- **WORK REQUIRED**: Go through the listing below and list every line with "contagious".
+---+
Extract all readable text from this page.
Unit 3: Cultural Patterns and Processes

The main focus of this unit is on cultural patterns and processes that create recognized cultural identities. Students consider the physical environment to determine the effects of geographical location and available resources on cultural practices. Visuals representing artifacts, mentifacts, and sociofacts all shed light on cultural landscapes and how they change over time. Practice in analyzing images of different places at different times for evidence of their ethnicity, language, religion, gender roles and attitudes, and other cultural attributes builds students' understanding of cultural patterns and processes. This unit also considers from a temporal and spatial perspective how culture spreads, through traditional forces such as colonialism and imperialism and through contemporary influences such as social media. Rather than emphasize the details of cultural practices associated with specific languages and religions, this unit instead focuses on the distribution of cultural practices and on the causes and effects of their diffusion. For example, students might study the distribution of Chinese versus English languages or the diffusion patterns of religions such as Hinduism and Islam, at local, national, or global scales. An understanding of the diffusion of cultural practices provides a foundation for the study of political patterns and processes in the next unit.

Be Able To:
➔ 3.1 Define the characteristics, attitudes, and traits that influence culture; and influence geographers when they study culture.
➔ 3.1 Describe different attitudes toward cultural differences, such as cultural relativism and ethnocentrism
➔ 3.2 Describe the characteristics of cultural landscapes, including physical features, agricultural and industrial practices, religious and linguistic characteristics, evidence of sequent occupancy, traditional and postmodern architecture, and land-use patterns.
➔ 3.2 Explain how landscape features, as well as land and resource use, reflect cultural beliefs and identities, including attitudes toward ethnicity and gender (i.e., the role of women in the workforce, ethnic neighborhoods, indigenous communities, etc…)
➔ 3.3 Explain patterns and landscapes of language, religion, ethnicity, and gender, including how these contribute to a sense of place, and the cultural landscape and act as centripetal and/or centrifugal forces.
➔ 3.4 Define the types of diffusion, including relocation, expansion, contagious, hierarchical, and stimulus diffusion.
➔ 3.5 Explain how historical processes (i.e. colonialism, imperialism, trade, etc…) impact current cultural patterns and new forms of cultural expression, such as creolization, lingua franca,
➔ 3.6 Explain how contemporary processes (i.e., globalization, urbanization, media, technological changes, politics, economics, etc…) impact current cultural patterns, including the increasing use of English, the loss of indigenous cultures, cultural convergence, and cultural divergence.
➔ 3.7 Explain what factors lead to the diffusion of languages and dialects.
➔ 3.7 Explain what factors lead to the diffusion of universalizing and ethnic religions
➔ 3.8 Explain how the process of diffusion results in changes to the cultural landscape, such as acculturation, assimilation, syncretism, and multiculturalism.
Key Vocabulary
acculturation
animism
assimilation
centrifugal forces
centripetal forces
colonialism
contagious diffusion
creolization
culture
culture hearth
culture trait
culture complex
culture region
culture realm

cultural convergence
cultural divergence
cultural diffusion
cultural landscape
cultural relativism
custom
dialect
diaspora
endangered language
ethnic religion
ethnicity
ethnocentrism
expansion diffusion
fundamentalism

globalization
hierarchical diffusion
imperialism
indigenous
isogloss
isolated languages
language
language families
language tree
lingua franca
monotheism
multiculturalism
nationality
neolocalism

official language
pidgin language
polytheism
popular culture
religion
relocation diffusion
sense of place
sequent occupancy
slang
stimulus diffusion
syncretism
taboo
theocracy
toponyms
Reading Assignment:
+---+
- **RESPONSE TO THE TASK**:
➔ 3.4 Define the types of diffusion, including relocation, expansion, contagious, hierarchical, and stimulus diffusion.
contagious diffusion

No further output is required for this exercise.